» OBJECTIVE
Transcribe the records that follow, preserving every word.

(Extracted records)
Begin

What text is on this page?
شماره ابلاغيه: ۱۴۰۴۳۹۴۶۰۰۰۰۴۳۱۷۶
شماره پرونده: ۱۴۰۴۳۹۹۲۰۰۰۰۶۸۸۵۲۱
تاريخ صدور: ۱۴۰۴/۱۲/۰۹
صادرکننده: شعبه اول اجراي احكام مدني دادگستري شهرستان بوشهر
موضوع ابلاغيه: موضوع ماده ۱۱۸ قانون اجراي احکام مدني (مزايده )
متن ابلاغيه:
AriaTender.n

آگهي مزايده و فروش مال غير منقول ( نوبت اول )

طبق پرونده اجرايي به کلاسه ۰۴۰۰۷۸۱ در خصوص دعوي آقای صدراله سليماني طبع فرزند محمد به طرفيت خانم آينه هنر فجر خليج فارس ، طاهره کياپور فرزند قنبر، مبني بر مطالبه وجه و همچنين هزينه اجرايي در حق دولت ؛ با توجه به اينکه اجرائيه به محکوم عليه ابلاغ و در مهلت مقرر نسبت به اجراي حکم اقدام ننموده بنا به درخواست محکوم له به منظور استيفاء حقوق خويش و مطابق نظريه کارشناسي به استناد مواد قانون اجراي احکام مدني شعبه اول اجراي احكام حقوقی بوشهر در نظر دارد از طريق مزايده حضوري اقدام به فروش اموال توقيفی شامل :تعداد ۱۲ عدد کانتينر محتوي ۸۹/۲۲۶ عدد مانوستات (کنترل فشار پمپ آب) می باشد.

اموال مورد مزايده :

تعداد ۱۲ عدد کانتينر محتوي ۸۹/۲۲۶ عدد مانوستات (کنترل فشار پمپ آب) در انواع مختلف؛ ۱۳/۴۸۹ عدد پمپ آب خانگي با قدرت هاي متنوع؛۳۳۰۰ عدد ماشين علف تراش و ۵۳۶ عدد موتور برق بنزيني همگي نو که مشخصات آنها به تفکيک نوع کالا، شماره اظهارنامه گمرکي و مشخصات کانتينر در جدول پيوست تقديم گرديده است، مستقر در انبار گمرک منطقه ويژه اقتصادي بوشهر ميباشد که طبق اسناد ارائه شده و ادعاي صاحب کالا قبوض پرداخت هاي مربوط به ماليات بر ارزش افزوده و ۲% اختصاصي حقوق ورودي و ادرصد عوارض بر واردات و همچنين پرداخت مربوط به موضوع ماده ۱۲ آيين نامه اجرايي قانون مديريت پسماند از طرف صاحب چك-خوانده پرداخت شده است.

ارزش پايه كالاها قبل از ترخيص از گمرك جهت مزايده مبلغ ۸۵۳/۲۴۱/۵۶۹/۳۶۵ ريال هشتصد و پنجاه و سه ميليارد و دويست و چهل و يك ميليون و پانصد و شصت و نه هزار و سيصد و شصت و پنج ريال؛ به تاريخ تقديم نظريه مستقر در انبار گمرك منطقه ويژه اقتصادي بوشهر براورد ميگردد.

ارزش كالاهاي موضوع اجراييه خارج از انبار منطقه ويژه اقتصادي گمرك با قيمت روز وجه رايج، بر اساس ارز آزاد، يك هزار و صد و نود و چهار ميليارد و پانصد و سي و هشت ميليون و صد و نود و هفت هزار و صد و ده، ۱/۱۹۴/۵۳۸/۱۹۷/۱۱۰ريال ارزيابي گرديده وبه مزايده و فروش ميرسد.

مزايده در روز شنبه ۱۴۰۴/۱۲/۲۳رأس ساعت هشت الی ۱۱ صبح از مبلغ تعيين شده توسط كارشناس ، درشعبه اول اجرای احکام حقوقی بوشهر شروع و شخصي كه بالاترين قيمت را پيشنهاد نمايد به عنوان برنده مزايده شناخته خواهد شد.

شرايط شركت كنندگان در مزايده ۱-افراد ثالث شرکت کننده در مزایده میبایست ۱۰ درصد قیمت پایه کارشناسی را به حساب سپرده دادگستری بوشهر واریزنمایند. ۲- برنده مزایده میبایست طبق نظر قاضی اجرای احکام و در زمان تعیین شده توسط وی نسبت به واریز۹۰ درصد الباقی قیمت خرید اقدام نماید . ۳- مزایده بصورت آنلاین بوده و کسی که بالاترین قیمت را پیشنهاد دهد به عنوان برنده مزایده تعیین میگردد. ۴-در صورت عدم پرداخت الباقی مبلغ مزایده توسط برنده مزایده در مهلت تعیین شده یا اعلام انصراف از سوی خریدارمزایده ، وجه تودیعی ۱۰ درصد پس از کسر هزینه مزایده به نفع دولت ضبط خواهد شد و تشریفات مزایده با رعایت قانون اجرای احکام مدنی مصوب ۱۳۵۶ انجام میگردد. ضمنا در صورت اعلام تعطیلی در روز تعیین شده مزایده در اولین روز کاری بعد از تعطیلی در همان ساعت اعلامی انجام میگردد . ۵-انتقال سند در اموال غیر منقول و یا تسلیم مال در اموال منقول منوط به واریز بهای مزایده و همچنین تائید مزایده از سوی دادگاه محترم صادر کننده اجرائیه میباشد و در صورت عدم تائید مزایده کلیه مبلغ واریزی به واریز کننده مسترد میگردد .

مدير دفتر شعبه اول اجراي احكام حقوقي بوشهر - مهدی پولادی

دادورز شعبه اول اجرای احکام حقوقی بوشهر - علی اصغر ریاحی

End

» EXERCISE RESPONSE
What text is on this page?
شماره ابلاغيه: ۱۴۰۴۳۹۴۶۰۰۰۰۴۳۱۷۶
شماره پرونده: ۱۴۰۴۳۹۹۲۰۰۰۰۶۸۸۵۲۱
تاريخ صدور: ۱۴۰۴/۱۲/۰۹
صادرکننده: شعبه اول اجراي احكام مدني دادگستري شهرستان بوشهر
موضوع ابلاغيه: موضوع ماده ۱۱۸ قانون اجراي احکام مدني (مزايده )
متن ابلاغيه:
AriaTender.n

آگهي مزايده و فروش مال غير منقول ( نوبت اول )

طبق پرونده اجرايي به کلاسه ۰۴۰۰۷۸۱ در خصوص دعوي آقای صدراله سليماني طبع فرزند محمد به طرفيت خانم آينه هنر فجر خليج فارس ، طاهره کياپور فرزند قنبر، مبني بر مطالبه وجه و همچنين هزينه اجرايي در حق دولت ؛ با توجه به اينکه اجرائيه به محکوم عليه ابلاغ و در مهلت مقرر نسبت به اجراي حکم اقدام ننموده بنا به درخواست محکوم له به منظور استيفاء حقوق خويش و مطابق نظريه کارشناسي به استناد مواد قانون اجراي احکام مدني شعبه اول اجراي احكام حقوقی بوشهر در نظر دارد از طريق مزايده حضوري اقدام به فروش اموال توقيفی شامل :تعداد ۱۲ عدد کانتينر محتوي ۸۹/۲۲۶ عدد مانوستات (کنترل فشار پمپ آب) می باشد.

اموال مورد مزايده :

تعداد ۱۲ عدد کانتينر محتوي ۸۹/۲۲۶ عدد مانوستات (کنترل فشار پمپ آب) در انواع مختلف؛ ۱۳/۴۸۹ عدد پمپ آب خانگي با قدرت هاي متنوع؛۳۳۰۰ عدد ماشين علف تراش و ۵۳۶ عدد موتور برق بنزيني همگي نو که مشخصات آنها به تفکيک نوع کالا، شماره اظهارنامه گمرکي و مشخصات کانتينر در جدول پيوست تقديم گرديده است، مستقر در انبار گمرک منطقه ويژه اقتصادي بوشهر ميباشد که طبق اسناد ارائه شده و ادعاي صاحب کالا قبوض پرداخت هاي مربوط به ماليات بر ارزش افزوده و ۲% اختصاصي حقوق ورودي و ادرصد عوارض بر واردات و همچنين پرداخت مربوط به موضوع ماده ۱۲ آيين نامه اجرايي قانون مديريت پسماند از طرف صاحب چك-خوانده پرداخت شده است.

ارزش پايه كالاها قبل از ترخيص از گمرك جهت مزايده مبلغ ۸۵۳/۲۴۱/۵۶۹/۳۶۵ ريال هشتصد و پنجاه و سه ميليارد و دويست و چهل و يك ميليون و پانصد و شصت و نه هزار و سيصد و شصت و پنج ريال؛ به تاريخ تقديم نظريه مستقر در انبار گمرك منطقه ويژه اقتصادي بوشهر براورد ميگردد.

ارزش كالاهاي موضوع اجراييه خارج از انبار منطقه ويژه اقتصادي گمرك با قيمت روز وجه رايج، بر اساس ارز آزاد، يك هزار و صد و نود و چهار ميليارد و پانصد و سي و هشت ميليون و صد و نود و هفت هزار و صد و ده، ۱/۱۹۴/۵۳۸/۱۹۷/۱۱۰ريال ارزيابي گرديده وبه مزايده و فروش ميرسد.

مزايده در روز شنبه ۱۴۰۴/۱۲/۲۳رأس ساعت هشت الی ۱۱ صبح از مبلغ تعيين شده توسط كارشناس ، درشعبه اول اجرای احکام حقوقی بوشهر شروع و شخصي كه بالاترين قيمت را پيشنهاد نمايد به عنوان برنده مزايده شناخته خواهد شد.

شرايط شركت كنندگان در مزايده ۱-افراد ثالث شرکت کننده در مزایده میبایست ۱۰ درصد قیمت پایه کارشناسی را به حساب سپرده دادگستری بوشهر واریزنمایند. ۲- برنده مزایده میبایست طبق نظر قاضی اجرای احکام و در زمان تعیین شده توسط وی نسبت به واریز۹۰ درصد الباقی قیمت خرید اقدام نماید . ۳- مزایده بصورت آنلاین بوده و کسی که بالاترین قیمت را پیشنهاد دهد به عنوان برنده مزایده تعیین میگردد. ۴-در صورت عدم پرداخت الباقی مبلغ مزایده توسط برنده مزایده در مهلت تعیین شده یا اعلام انصراف از سوی خریدارمزایده ، وجه تودیعی ۱۰ درصد پس از کسر هزینه مزایده به نفع دولت ضبط خواهد شد و تشریفات مزایده با رعایت قانون اجرای احکام مدنی مصوب ۱۳۵۶ انجام میگردد. ضمنا در صورت اعلام تعطیلی در روز تعیین شده مزایده در اولین روز کاری بعد از تعطیلی در همان ساعت اعلامی انجام میگردد . ۵-انتقال سند در اموال غیر منقول و یا تسلیم مال در اموال منقول منوط به واریز بهای مزایده و همچنین تائید مزایده از سوی دادگاه محترم صادر کننده اجرائیه میباشد و در صورت عدم تائید مزایده کلیه مبلغ واریزی به واریز کننده مسترد میگردد .

مدير دفتر شعبه اول اجراي احكام حقوقي بوشهر - مهدی پولادی

دادورز شعبه اول اجرای احکام حقوقی بوشهر - علی اصغر ریاحی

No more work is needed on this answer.